Work to complete | In the records that follow, locate every line with "JSON" and extract it.

Rows |
▼
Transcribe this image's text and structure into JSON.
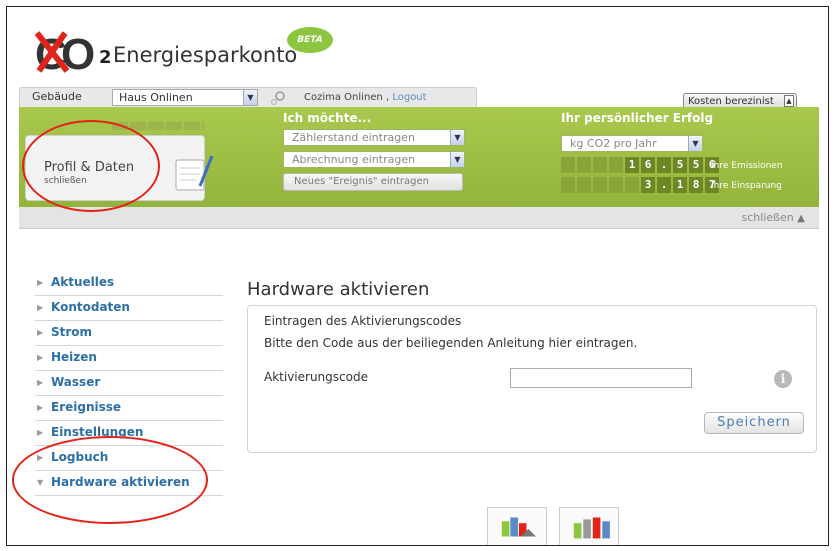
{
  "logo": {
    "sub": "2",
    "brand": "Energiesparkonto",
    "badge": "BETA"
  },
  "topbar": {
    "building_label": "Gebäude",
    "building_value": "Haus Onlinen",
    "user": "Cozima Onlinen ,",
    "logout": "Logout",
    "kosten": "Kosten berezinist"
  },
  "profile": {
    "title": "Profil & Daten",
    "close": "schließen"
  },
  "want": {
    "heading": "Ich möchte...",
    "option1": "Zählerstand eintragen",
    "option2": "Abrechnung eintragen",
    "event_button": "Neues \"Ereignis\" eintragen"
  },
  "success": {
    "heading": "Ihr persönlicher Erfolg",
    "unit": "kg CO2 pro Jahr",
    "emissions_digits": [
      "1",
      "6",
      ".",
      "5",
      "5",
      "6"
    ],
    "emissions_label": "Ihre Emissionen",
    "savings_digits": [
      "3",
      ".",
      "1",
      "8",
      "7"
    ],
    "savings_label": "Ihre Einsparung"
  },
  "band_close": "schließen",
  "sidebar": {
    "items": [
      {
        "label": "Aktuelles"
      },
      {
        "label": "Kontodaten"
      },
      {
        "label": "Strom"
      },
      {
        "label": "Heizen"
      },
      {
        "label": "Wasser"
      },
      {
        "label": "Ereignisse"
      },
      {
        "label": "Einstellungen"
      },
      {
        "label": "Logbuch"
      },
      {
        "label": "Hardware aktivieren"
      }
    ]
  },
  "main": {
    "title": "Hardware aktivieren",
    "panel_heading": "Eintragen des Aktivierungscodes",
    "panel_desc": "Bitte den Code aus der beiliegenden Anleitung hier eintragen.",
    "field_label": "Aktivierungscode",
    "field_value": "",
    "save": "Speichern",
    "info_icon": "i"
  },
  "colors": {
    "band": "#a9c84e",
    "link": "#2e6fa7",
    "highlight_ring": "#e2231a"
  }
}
▲
▼
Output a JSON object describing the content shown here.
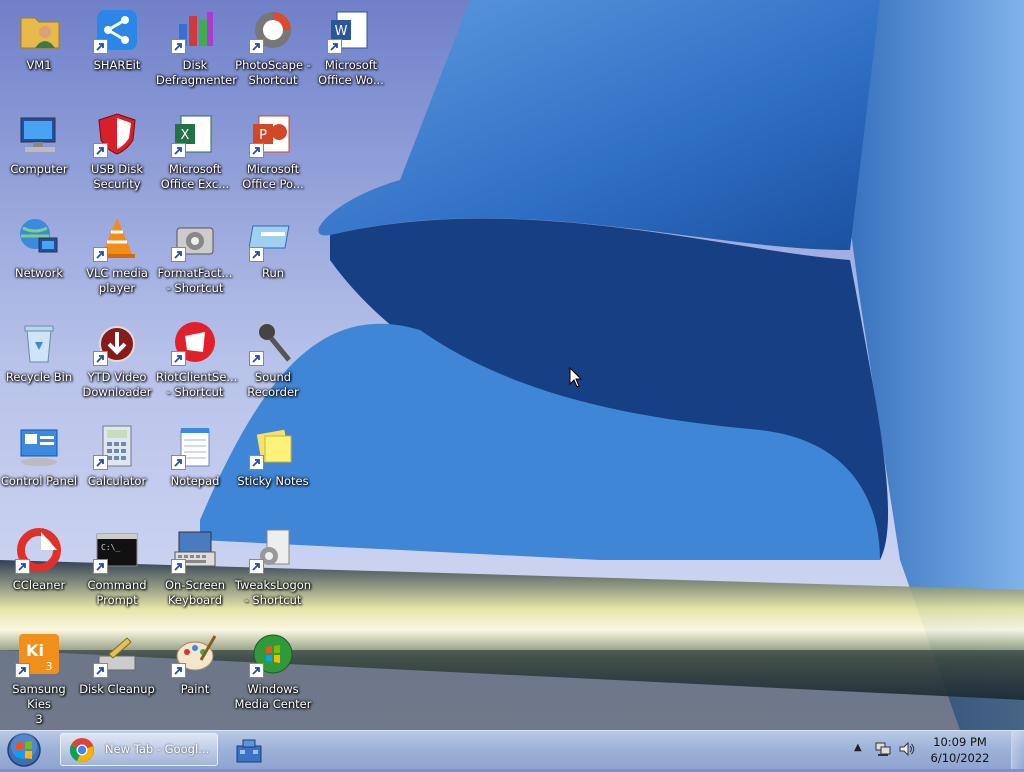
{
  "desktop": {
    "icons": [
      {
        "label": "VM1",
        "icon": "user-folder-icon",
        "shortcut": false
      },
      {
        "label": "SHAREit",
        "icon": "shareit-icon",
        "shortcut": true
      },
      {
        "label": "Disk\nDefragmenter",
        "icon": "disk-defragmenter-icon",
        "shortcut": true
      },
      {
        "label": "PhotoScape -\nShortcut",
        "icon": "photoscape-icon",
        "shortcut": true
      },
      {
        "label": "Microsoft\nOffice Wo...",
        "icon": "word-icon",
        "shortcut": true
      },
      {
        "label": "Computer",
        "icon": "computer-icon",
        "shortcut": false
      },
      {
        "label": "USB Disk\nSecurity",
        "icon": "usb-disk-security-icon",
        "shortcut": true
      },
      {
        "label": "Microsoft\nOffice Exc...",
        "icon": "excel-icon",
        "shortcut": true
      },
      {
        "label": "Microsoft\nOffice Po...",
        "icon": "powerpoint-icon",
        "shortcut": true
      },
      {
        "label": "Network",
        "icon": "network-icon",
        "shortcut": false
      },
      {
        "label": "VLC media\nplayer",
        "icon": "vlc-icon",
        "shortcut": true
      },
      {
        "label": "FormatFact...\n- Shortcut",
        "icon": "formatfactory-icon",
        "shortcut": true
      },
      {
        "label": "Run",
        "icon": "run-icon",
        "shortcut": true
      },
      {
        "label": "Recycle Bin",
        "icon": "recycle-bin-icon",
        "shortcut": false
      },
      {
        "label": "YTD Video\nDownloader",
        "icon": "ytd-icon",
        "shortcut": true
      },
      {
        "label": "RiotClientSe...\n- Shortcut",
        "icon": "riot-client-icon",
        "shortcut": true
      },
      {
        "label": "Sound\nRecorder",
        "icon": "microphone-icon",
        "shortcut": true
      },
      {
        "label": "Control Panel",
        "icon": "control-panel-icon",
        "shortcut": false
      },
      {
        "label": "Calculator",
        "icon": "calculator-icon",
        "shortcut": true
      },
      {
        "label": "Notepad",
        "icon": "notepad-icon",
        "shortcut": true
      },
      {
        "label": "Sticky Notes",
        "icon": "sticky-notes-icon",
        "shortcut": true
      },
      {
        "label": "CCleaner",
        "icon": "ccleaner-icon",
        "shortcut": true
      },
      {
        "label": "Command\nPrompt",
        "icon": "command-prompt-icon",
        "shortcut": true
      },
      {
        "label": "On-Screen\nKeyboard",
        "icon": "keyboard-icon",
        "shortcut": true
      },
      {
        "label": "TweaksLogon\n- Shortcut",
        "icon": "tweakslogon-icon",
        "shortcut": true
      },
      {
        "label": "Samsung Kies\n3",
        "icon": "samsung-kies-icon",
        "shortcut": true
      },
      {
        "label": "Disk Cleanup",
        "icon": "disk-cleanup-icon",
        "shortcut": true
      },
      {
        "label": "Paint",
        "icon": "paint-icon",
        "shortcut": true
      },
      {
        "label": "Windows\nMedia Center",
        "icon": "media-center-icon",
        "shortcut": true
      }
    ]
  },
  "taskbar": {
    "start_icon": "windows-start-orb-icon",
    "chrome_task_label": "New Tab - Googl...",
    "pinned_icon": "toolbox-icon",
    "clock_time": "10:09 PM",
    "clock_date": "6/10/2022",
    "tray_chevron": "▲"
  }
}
▲
Response to this task |
Transcribe this image's text and structure into JSON.
Output a JSON object describing the content shown here.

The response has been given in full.